### Problem description
Within the records that follow, find every line containing the string "this". Copy those lines.

>> begin Provided data

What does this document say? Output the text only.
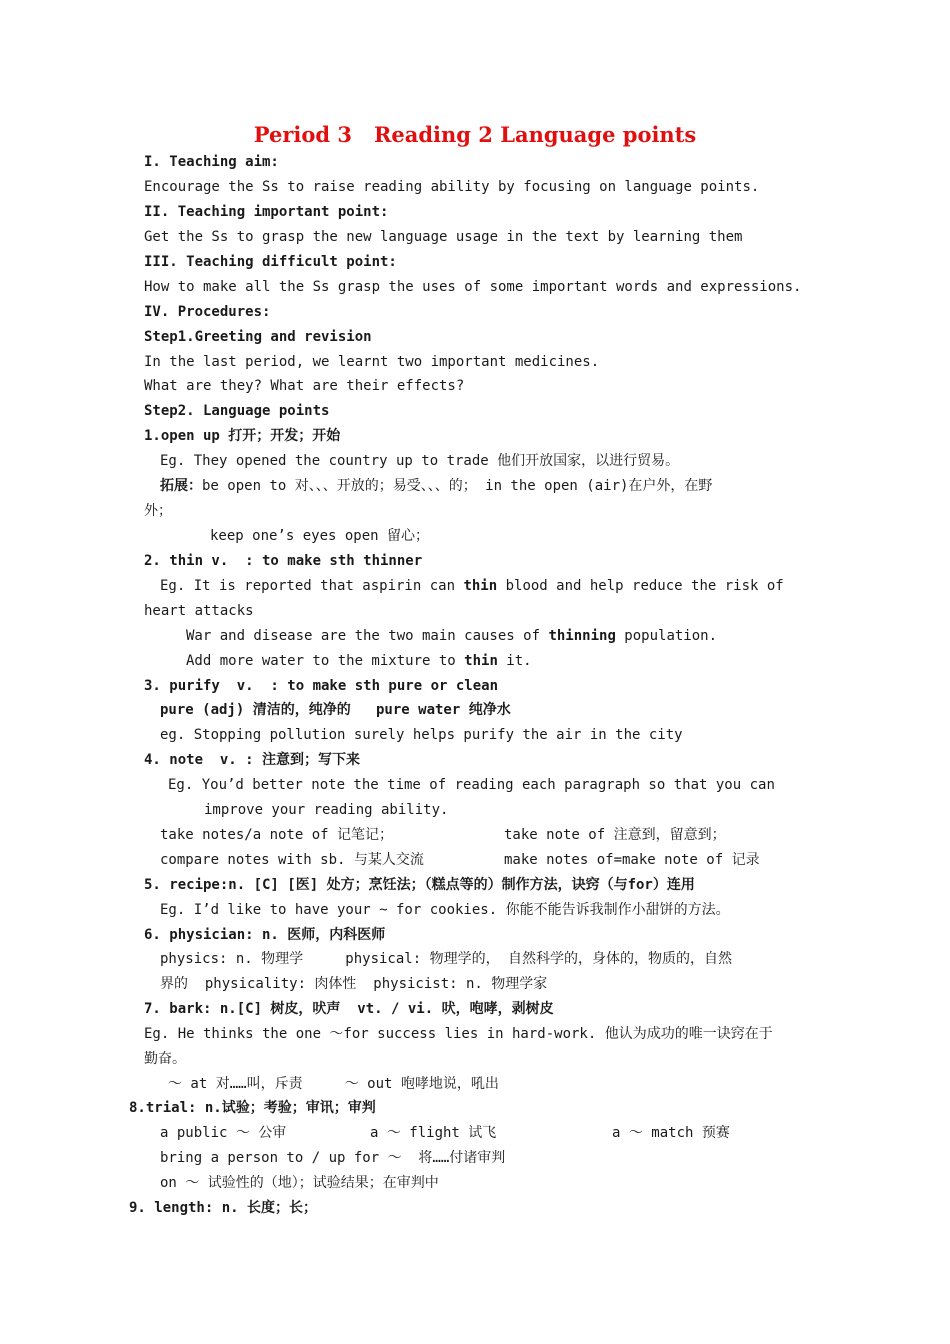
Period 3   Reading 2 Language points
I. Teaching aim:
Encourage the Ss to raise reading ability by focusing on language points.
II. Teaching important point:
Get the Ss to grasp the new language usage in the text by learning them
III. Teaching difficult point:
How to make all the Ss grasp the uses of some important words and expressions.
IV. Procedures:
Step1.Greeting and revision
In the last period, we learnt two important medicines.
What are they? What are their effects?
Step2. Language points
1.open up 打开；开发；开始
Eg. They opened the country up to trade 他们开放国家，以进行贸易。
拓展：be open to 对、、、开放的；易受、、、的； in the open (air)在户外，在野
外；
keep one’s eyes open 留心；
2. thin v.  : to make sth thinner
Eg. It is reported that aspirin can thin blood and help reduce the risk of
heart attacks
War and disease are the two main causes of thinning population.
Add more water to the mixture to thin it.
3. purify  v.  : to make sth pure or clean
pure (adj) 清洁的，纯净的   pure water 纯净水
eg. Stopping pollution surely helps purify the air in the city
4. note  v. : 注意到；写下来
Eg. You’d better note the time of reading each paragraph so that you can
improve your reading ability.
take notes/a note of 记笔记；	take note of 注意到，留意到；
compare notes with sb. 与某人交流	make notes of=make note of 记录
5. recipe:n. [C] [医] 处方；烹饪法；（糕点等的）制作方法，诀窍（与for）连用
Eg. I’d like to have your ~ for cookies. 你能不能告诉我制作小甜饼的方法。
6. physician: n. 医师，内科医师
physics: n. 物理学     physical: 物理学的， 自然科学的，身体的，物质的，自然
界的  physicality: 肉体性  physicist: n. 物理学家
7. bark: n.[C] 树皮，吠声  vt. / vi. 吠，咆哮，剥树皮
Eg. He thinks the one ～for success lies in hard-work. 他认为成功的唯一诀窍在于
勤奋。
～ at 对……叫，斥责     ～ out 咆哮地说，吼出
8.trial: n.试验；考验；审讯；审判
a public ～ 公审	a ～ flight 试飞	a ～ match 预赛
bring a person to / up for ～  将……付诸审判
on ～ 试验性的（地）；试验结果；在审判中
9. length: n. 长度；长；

>> end Provided data
>> begin Provided data

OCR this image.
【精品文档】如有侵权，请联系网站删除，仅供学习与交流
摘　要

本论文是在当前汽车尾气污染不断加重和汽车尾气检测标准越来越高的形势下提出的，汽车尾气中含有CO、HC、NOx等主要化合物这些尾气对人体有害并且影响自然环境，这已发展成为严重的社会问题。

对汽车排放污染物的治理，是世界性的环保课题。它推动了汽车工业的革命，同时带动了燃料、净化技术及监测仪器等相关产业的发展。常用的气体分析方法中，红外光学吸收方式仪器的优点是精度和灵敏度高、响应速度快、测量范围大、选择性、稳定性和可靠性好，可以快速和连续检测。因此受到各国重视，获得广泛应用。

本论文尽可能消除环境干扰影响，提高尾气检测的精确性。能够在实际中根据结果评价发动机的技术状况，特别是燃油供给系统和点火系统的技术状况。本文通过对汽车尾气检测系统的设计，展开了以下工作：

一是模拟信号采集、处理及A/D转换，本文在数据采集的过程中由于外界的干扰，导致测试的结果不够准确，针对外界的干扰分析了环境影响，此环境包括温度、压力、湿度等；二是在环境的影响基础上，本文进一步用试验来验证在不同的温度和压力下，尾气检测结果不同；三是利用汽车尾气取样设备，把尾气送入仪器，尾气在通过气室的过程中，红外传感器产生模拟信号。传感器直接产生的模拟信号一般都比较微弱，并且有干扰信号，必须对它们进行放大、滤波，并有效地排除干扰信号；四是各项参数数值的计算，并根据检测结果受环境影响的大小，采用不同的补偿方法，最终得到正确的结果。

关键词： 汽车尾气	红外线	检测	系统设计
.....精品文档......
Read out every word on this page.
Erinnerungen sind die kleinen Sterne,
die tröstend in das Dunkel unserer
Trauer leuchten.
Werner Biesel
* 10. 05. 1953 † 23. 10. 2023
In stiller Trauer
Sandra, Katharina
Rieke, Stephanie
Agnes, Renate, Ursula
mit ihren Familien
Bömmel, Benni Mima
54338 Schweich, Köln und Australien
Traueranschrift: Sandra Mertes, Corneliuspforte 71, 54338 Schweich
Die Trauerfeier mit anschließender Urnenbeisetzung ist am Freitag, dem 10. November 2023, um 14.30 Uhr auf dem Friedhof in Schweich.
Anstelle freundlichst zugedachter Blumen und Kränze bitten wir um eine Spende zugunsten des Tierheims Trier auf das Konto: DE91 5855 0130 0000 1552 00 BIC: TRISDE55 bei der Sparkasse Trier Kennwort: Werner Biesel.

>> end Provided data

### Right answer
What does this document say? Output the text only.
OCR this image.
Read out every word on this page.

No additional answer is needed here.